* Exercise instructions *
Gather all lines in the data that hold the string "English".

☆ ☆ ☆ ☆ ☆ ☆ ☆

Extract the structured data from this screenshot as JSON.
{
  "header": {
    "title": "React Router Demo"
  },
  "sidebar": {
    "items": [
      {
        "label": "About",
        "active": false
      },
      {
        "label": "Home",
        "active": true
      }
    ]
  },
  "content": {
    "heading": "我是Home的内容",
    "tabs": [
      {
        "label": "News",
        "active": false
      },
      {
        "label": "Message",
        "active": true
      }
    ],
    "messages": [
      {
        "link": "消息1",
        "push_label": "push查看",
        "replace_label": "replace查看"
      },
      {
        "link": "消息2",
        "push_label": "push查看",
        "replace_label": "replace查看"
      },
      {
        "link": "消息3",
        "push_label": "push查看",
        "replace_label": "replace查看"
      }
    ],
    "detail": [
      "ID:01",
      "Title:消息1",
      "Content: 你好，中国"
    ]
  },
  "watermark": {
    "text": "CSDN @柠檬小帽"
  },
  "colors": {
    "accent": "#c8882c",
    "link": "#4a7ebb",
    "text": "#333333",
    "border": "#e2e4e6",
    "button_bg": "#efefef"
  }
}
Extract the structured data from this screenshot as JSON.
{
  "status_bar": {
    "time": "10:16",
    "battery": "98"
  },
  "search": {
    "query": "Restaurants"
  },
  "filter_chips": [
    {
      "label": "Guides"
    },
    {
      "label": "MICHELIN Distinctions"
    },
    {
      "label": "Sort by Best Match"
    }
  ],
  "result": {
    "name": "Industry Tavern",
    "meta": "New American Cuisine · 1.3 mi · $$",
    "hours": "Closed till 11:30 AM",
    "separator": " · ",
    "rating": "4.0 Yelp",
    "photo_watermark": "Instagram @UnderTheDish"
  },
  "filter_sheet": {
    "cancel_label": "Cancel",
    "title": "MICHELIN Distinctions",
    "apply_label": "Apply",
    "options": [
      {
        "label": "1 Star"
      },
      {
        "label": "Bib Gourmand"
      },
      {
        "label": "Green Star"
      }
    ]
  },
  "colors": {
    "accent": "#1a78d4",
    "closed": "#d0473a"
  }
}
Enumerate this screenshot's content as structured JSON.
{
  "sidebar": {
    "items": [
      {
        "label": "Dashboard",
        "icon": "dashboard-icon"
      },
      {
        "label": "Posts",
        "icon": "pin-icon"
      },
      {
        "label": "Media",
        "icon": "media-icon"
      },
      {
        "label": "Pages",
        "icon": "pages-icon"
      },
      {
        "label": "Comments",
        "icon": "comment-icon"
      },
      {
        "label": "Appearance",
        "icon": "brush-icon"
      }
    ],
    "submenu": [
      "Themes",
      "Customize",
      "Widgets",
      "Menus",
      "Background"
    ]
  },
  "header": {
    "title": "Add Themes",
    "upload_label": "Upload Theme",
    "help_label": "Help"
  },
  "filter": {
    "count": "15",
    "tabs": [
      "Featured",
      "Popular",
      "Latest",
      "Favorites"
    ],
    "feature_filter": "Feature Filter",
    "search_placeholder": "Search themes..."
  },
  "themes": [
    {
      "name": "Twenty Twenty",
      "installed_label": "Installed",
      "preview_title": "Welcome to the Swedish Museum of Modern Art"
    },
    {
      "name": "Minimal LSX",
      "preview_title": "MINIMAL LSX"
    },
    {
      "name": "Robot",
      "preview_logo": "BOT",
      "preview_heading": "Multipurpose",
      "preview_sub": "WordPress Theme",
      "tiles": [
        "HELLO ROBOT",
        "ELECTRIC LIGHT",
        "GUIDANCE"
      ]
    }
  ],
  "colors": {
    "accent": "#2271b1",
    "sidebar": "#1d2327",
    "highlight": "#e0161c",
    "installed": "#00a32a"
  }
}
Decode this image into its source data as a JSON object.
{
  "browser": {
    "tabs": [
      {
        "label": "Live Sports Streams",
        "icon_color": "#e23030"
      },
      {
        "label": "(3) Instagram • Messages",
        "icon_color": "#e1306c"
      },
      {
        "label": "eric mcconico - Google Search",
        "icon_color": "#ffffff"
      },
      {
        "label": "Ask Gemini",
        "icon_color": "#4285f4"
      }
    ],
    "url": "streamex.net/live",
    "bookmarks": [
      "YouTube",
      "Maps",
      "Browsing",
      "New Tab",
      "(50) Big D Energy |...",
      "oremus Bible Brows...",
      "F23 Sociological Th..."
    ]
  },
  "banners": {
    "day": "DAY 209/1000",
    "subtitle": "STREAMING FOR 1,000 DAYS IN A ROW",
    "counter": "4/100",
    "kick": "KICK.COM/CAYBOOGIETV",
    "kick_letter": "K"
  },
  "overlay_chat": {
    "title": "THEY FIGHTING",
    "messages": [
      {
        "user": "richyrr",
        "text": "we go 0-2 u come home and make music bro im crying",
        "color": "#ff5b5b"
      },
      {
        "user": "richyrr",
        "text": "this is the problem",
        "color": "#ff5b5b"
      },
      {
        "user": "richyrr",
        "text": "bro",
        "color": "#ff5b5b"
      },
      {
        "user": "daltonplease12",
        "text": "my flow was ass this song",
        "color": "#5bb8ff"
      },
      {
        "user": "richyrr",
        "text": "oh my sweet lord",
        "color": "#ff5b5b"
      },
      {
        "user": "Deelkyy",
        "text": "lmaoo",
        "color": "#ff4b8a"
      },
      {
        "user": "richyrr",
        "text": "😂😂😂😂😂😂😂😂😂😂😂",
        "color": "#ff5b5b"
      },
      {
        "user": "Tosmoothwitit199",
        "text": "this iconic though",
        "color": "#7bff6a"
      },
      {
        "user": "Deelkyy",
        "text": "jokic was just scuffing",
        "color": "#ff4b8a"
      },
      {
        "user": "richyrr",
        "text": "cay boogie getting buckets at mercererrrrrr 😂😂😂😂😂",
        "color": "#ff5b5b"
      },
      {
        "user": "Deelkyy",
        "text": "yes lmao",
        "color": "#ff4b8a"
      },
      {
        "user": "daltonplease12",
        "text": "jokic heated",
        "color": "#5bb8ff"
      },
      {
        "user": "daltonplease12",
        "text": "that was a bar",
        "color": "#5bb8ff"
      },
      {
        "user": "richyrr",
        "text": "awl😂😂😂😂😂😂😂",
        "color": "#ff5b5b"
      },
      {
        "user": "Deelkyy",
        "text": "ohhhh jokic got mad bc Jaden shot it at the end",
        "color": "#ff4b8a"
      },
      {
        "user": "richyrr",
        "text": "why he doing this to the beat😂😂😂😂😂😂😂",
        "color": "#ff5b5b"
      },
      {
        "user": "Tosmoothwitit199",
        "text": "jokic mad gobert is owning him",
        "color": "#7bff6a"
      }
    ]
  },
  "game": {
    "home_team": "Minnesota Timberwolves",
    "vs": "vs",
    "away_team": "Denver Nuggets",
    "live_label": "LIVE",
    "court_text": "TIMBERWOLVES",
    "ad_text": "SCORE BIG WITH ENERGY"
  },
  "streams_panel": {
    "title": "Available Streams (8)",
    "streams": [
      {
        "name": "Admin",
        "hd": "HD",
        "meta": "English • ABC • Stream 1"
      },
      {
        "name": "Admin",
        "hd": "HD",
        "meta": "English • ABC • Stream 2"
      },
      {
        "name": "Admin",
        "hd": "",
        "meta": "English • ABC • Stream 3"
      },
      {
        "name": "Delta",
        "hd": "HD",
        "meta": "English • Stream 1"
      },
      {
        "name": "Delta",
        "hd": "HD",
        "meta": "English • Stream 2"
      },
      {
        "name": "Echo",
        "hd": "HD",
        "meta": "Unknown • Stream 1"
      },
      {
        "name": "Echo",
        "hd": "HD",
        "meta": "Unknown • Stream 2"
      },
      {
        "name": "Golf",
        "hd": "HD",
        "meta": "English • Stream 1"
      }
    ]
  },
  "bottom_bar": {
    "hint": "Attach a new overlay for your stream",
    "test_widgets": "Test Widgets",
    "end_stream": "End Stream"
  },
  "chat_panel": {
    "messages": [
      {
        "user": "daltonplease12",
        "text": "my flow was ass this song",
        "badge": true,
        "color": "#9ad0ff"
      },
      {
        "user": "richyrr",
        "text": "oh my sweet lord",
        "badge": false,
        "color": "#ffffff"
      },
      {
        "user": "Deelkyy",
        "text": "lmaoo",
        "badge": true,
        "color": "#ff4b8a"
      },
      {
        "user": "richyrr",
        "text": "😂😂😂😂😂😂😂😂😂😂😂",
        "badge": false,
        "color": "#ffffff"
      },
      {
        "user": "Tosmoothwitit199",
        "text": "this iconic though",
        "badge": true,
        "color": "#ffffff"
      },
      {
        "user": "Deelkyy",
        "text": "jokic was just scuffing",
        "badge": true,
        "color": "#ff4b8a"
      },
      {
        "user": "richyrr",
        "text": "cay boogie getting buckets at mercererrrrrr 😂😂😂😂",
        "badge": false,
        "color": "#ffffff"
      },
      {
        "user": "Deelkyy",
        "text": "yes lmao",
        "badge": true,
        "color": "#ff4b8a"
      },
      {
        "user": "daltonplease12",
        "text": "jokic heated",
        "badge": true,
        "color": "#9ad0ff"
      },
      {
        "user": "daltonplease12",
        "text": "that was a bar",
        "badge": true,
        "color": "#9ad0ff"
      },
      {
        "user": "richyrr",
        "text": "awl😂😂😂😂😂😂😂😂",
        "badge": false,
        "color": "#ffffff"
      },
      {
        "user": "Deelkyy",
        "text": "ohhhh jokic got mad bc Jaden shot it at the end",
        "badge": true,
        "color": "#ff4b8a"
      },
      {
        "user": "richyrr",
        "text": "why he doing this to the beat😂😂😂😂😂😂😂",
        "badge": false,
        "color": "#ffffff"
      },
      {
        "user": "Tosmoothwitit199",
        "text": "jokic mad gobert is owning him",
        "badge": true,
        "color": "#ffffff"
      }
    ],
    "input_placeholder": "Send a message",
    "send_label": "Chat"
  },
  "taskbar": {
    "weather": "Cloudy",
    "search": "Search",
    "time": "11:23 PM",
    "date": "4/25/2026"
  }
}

☆ ☆ ☆ ☆ ☆ ☆ ☆

* Correct response *
        "meta": "English • ABC • Stream 1"
        "meta": "English • ABC • Stream 2"
        "meta": "English • ABC • Stream 3"
        "meta": "English • Stream 1"
        "meta": "English • Stream 2"
        "meta": "English • Stream 1"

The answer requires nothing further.